## GOAL OF THE EXERCISE
Count the lines below that contain the string "button". Case counts. Reply with the number only.

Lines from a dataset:
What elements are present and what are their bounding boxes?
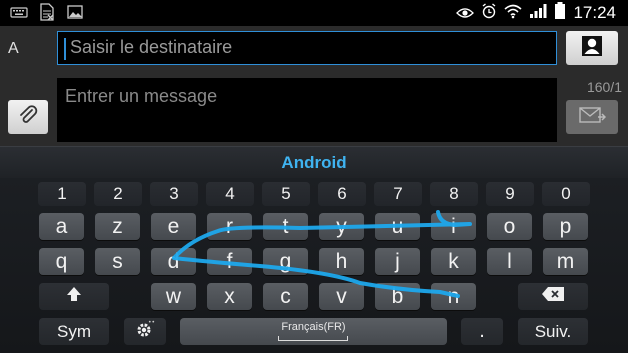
key-r[interactable]: r xyxy=(207,213,252,240)
space-language-label: Français(FR) xyxy=(281,321,346,333)
key-j[interactable]: j xyxy=(375,248,420,275)
key-d[interactable]: d xyxy=(151,248,196,275)
recipient-placeholder: Saisir le destinataire xyxy=(70,37,233,57)
image-icon xyxy=(66,3,84,21)
alarm-icon xyxy=(481,3,497,23)
key-1[interactable]: 1 xyxy=(38,182,86,206)
recipient-label: A xyxy=(8,40,19,57)
key-b[interactable]: b xyxy=(375,283,420,310)
backspace-key[interactable] xyxy=(518,283,588,310)
shift-key[interactable] xyxy=(39,283,109,310)
key-2[interactable]: 2 xyxy=(94,182,142,206)
key-4[interactable]: 4 xyxy=(206,182,254,206)
send-button[interactable] xyxy=(566,100,618,134)
status-bar: 17:24 xyxy=(0,0,628,26)
message-input[interactable]: Entrer un message xyxy=(57,78,557,142)
key-p[interactable]: p xyxy=(543,213,588,240)
paperclip-icon xyxy=(18,104,38,130)
key-n[interactable]: n xyxy=(431,283,476,310)
key-8[interactable]: 8 xyxy=(430,182,478,206)
gear-icon: ••• xyxy=(134,319,159,344)
key-u[interactable]: u xyxy=(375,213,420,240)
key-3[interactable]: 3 xyxy=(150,182,198,206)
send-message-icon xyxy=(578,105,607,129)
key-w[interactable]: w xyxy=(151,283,196,310)
contact-icon xyxy=(581,35,603,61)
add-contact-button[interactable] xyxy=(566,31,618,65)
key-i[interactable]: i xyxy=(431,213,476,240)
key-6[interactable]: 6 xyxy=(318,182,366,206)
period-key[interactable]: . xyxy=(461,318,503,345)
key-z[interactable]: z xyxy=(95,213,140,240)
sym-key[interactable]: Sym xyxy=(39,318,109,345)
key-v[interactable]: v xyxy=(319,283,364,310)
next-key[interactable]: Suiv. xyxy=(518,318,588,345)
settings-key[interactable]: ••• xyxy=(124,318,166,345)
key-h[interactable]: h xyxy=(319,248,364,275)
status-time: 17:24 xyxy=(573,3,616,22)
key-a[interactable]: a xyxy=(39,213,84,240)
shift-arrow-icon xyxy=(65,285,83,308)
suggestion-word[interactable]: Android xyxy=(281,153,346,173)
key-5[interactable]: 5 xyxy=(262,182,310,206)
keyboard-icon xyxy=(10,3,28,21)
key-t[interactable]: t xyxy=(263,213,308,240)
battery-icon xyxy=(554,2,566,24)
signal-icon xyxy=(529,3,547,23)
key-0[interactable]: 0 xyxy=(542,182,590,206)
wifi-icon xyxy=(504,3,522,23)
key-x[interactable]: x xyxy=(207,283,252,310)
message-placeholder: Entrer un message xyxy=(65,86,218,106)
key-f[interactable]: f xyxy=(207,248,252,275)
key-s[interactable]: s xyxy=(95,248,140,275)
key-y[interactable]: y xyxy=(319,213,364,240)
space-bar-icon xyxy=(278,336,348,341)
recipient-input[interactable]: Saisir le destinataire xyxy=(57,31,557,65)
key-k[interactable]: k xyxy=(431,248,476,275)
key-q[interactable]: q xyxy=(39,248,84,275)
key-7[interactable]: 7 xyxy=(374,182,422,206)
key-o[interactable]: o xyxy=(487,213,532,240)
sim-card-icon xyxy=(38,3,56,21)
key-m[interactable]: m xyxy=(543,248,588,275)
compose-area: A Saisir le destinataire Entrer un messa… xyxy=(0,26,628,146)
eye-icon xyxy=(456,4,475,23)
key-g[interactable]: g xyxy=(263,248,308,275)
key-l[interactable]: l xyxy=(487,248,532,275)
space-key[interactable]: Français(FR) xyxy=(180,318,447,345)
suggestion-bar: Android xyxy=(0,146,628,178)
key-9[interactable]: 9 xyxy=(486,182,534,206)
attach-button[interactable] xyxy=(8,100,48,134)
backspace-icon xyxy=(541,286,565,307)
key-c[interactable]: c xyxy=(263,283,308,310)
svg-text:•••: ••• xyxy=(148,319,156,326)
key-e[interactable]: e xyxy=(151,213,196,240)
char-counter: 160/1 xyxy=(586,79,622,95)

## THE RESULT
3